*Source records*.
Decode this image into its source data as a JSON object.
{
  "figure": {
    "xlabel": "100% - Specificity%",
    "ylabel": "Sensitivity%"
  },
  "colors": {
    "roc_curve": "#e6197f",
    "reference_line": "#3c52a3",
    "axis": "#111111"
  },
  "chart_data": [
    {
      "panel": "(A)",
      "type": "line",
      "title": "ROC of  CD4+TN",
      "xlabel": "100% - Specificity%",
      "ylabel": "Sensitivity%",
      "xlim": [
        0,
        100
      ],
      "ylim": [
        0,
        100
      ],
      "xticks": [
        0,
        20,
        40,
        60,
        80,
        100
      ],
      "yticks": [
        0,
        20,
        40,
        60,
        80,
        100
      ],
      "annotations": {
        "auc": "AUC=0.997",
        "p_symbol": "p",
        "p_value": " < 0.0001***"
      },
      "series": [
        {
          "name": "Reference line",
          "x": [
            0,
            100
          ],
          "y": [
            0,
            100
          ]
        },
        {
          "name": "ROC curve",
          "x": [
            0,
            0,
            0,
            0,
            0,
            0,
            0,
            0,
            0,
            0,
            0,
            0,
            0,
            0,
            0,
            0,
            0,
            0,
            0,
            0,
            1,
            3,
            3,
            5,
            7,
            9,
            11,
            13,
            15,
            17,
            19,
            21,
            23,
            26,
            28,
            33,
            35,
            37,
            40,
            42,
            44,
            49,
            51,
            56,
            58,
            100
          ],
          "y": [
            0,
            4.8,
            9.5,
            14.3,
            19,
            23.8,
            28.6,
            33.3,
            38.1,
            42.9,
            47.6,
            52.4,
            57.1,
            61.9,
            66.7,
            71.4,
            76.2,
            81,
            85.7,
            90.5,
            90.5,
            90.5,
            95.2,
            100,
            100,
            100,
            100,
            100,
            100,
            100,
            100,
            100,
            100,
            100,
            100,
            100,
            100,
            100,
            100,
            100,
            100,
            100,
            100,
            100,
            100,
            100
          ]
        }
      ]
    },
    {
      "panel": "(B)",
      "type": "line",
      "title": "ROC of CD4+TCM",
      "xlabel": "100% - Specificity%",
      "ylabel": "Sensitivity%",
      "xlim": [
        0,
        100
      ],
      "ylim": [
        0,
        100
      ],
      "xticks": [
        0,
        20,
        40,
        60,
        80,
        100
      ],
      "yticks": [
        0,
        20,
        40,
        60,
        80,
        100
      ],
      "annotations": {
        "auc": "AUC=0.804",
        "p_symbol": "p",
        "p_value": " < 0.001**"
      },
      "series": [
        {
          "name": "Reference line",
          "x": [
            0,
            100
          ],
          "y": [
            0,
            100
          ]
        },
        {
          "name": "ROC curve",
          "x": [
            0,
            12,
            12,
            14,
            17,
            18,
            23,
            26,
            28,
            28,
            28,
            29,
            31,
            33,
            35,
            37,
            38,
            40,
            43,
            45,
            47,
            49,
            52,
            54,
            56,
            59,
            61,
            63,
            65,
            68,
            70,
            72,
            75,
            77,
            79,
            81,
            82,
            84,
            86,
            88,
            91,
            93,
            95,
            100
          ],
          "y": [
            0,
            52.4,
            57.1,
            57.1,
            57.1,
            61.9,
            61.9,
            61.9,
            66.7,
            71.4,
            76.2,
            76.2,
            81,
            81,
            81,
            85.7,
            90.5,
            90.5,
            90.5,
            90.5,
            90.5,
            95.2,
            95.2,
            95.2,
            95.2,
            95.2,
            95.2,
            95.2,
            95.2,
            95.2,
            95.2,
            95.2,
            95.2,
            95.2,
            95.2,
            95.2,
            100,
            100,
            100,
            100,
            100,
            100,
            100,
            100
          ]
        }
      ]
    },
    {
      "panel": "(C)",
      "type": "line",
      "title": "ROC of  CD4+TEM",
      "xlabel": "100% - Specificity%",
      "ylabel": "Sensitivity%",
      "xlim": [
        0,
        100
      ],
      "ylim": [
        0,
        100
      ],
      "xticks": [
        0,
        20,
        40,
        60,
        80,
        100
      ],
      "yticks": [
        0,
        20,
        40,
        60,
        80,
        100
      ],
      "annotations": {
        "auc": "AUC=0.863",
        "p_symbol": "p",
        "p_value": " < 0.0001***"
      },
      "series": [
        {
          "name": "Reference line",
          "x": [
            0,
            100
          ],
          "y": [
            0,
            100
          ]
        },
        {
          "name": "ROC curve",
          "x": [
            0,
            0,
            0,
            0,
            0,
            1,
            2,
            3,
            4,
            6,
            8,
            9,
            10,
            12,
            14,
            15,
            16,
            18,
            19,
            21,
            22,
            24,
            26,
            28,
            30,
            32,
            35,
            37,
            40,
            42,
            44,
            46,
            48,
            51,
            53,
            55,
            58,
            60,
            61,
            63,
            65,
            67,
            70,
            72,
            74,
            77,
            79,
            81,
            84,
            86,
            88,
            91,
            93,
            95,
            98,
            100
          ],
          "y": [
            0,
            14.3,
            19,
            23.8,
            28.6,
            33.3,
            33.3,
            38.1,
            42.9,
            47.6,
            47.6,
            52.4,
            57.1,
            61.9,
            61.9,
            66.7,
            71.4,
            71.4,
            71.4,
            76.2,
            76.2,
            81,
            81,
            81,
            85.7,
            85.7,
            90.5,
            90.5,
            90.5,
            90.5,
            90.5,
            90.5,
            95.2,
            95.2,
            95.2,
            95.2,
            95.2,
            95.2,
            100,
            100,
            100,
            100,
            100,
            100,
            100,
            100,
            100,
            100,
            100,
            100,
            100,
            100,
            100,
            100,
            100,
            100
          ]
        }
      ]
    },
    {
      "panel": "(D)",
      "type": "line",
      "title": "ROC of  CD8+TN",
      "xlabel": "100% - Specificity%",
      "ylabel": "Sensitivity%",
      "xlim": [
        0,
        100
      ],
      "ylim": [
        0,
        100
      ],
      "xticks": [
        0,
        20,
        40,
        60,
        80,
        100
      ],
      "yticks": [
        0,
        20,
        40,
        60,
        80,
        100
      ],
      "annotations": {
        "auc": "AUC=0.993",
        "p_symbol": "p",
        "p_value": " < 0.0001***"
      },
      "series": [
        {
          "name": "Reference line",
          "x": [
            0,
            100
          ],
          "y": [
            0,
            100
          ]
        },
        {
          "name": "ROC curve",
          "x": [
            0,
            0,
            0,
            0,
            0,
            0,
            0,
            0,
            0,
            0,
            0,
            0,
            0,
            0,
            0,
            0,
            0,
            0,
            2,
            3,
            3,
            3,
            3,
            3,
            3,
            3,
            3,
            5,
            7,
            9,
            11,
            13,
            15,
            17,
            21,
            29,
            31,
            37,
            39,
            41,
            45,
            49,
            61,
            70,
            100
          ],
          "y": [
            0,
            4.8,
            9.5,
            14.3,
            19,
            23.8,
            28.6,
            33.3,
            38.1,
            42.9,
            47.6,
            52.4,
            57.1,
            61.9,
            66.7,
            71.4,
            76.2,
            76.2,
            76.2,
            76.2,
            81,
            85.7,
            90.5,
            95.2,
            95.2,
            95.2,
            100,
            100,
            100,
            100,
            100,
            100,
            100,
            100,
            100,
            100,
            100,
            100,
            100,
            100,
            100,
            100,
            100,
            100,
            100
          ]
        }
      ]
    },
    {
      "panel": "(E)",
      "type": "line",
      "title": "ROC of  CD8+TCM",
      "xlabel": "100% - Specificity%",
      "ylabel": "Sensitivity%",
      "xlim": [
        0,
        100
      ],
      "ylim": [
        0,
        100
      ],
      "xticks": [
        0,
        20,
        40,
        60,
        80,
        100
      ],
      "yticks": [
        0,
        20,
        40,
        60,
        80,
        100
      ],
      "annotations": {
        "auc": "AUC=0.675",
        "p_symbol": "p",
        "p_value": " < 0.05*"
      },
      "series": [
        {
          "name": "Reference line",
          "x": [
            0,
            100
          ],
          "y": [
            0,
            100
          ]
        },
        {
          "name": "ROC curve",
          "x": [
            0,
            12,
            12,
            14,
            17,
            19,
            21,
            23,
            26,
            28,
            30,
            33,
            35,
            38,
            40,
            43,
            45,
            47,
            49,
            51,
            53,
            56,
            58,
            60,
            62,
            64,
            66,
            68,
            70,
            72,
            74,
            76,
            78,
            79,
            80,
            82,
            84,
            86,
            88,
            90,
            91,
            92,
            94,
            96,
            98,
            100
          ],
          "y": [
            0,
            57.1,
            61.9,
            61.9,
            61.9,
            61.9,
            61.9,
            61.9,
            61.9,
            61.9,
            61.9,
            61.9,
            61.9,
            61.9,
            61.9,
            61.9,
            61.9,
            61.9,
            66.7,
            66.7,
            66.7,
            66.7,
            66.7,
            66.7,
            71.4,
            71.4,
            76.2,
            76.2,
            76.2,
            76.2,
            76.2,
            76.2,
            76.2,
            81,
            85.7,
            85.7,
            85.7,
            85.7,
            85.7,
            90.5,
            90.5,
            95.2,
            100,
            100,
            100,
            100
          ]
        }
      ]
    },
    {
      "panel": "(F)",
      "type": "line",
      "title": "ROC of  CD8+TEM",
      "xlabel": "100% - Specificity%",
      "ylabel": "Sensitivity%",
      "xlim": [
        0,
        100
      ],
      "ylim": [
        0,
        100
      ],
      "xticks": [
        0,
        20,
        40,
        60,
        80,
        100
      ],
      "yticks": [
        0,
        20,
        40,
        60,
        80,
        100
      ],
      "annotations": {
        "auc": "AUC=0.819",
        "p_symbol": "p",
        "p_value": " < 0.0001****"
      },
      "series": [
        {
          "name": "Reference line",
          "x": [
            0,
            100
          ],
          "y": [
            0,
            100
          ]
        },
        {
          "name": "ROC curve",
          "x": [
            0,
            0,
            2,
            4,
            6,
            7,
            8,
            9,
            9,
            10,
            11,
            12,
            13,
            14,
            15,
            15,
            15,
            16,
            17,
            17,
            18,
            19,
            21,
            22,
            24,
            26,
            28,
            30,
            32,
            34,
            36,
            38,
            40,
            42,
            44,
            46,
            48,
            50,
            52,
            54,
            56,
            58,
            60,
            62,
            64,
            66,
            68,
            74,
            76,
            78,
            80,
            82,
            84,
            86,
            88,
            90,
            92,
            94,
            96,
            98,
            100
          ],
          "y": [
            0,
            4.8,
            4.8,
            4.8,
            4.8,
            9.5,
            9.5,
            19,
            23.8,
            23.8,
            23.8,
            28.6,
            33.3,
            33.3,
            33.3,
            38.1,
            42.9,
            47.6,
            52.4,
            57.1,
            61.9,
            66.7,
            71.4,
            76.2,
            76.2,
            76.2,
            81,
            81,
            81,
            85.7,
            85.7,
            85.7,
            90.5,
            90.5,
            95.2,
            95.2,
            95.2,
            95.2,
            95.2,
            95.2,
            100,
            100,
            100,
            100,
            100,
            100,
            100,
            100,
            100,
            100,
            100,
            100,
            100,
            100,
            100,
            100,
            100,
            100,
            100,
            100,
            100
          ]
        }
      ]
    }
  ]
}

*Problem*. Above are the records. Identify each line that contains the word "panel".

*Worked answer*.
      "panel": "(A)",
      "panel": "(B)",
      "panel": "(C)",
      "panel": "(D)",
      "panel": "(E)",
      "panel": "(F)",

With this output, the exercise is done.